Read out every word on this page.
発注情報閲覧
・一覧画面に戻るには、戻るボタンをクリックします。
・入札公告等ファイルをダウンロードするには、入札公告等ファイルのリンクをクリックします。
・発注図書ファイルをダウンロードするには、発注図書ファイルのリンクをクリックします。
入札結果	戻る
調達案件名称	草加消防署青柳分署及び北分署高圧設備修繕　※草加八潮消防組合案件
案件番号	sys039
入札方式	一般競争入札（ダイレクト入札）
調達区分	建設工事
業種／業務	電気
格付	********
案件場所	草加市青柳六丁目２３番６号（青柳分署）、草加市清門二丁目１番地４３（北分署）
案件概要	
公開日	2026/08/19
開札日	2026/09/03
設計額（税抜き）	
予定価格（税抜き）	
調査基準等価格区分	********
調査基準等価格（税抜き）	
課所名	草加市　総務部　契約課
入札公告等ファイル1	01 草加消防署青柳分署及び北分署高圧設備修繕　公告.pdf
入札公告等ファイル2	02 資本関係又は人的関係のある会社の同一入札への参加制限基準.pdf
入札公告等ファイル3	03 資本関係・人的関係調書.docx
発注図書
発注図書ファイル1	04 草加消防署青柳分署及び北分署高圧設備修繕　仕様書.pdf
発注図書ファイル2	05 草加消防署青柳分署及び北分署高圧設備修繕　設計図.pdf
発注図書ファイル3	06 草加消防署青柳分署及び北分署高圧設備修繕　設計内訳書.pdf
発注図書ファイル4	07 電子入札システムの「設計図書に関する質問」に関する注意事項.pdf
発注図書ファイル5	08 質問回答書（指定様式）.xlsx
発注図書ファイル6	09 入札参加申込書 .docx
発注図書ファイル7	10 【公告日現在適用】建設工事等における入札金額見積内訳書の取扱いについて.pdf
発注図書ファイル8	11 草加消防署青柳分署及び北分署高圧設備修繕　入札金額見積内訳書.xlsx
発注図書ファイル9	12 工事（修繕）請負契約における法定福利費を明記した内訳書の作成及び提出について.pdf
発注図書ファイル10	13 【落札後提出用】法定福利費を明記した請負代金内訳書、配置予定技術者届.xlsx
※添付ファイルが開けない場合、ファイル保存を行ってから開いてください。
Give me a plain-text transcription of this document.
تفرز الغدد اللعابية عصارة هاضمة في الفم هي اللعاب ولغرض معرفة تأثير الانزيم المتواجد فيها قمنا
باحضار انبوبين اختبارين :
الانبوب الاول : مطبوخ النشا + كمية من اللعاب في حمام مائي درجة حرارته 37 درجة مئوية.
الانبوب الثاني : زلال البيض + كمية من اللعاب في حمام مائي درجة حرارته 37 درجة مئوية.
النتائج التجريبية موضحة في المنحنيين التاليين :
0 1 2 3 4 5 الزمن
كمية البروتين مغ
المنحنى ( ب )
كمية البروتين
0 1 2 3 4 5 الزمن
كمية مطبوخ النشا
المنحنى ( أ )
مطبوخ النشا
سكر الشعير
======
• What to produce: Return the entries in full, keeping every line exactly as it is.

• The response:
Read out every word on this page.
発注情報閲覧
・一覧画面に戻るには、戻るボタンをクリックします。
・入札公告等ファイルをダウンロードするには、入札公告等ファイルのリンクをクリックします。
・発注図書ファイルをダウンロードするには、発注図書ファイルのリンクをクリックします。
入札結果	戻る
調達案件名称	草加消防署青柳分署及び北分署高圧設備修繕　※草加八潮消防組合案件
案件番号	sys039
入札方式	一般競争入札（ダイレクト入札）
調達区分	建設工事
業種／業務	電気
格付	********
案件場所	草加市青柳六丁目２３番６号（青柳分署）、草加市清門二丁目１番地４３（北分署）
案件概要	
公開日	2026/08/19
開札日	2026/09/03
設計額（税抜き）	
予定価格（税抜き）	
調査基準等価格区分	********
調査基準等価格（税抜き）	
課所名	草加市　総務部　契約課
入札公告等ファイル1	01 草加消防署青柳分署及び北分署高圧設備修繕　公告.pdf
入札公告等ファイル2	02 資本関係又は人的関係のある会社の同一入札への参加制限基準.pdf
入札公告等ファイル3	03 資本関係・人的関係調書.docx
発注図書
発注図書ファイル1	04 草加消防署青柳分署及び北分署高圧設備修繕　仕様書.pdf
発注図書ファイル2	05 草加消防署青柳分署及び北分署高圧設備修繕　設計図.pdf
発注図書ファイル3	06 草加消防署青柳分署及び北分署高圧設備修繕　設計内訳書.pdf
発注図書ファイル4	07 電子入札システムの「設計図書に関する質問」に関する注意事項.pdf
発注図書ファイル5	08 質問回答書（指定様式）.xlsx
発注図書ファイル6	09 入札参加申込書 .docx
発注図書ファイル7	10 【公告日現在適用】建設工事等における入札金額見積内訳書の取扱いについて.pdf
発注図書ファイル8	11 草加消防署青柳分署及び北分署高圧設備修繕　入札金額見積内訳書.xlsx
発注図書ファイル9	12 工事（修繕）請負契約における法定福利費を明記した内訳書の作成及び提出について.pdf
発注図書ファイル10	13 【落札後提出用】法定福利費を明記した請負代金内訳書、配置予定技術者届.xlsx
※添付ファイルが開けない場合、ファイル保存を行ってから開いてください。
Give me a plain-text transcription of this document.
تفرز الغدد اللعابية عصارة هاضمة في الفم هي اللعاب ولغرض معرفة تأثير الانزيم المتواجد فيها قمنا
باحضار انبوبين اختبارين :
الانبوب الاول : مطبوخ النشا + كمية من اللعاب في حمام مائي درجة حرارته 37 درجة مئوية.
الانبوب الثاني : زلال البيض + كمية من اللعاب في حمام مائي درجة حرارته 37 درجة مئوية.
النتائج التجريبية موضحة في المنحنيين التاليين :
0 1 2 3 4 5 الزمن
كمية البروتين مغ
المنحنى ( ب )
كمية البروتين
0 1 2 3 4 5 الزمن
كمية مطبوخ النشا
المنحنى ( أ )
مطبوخ النشا
سكر الشعير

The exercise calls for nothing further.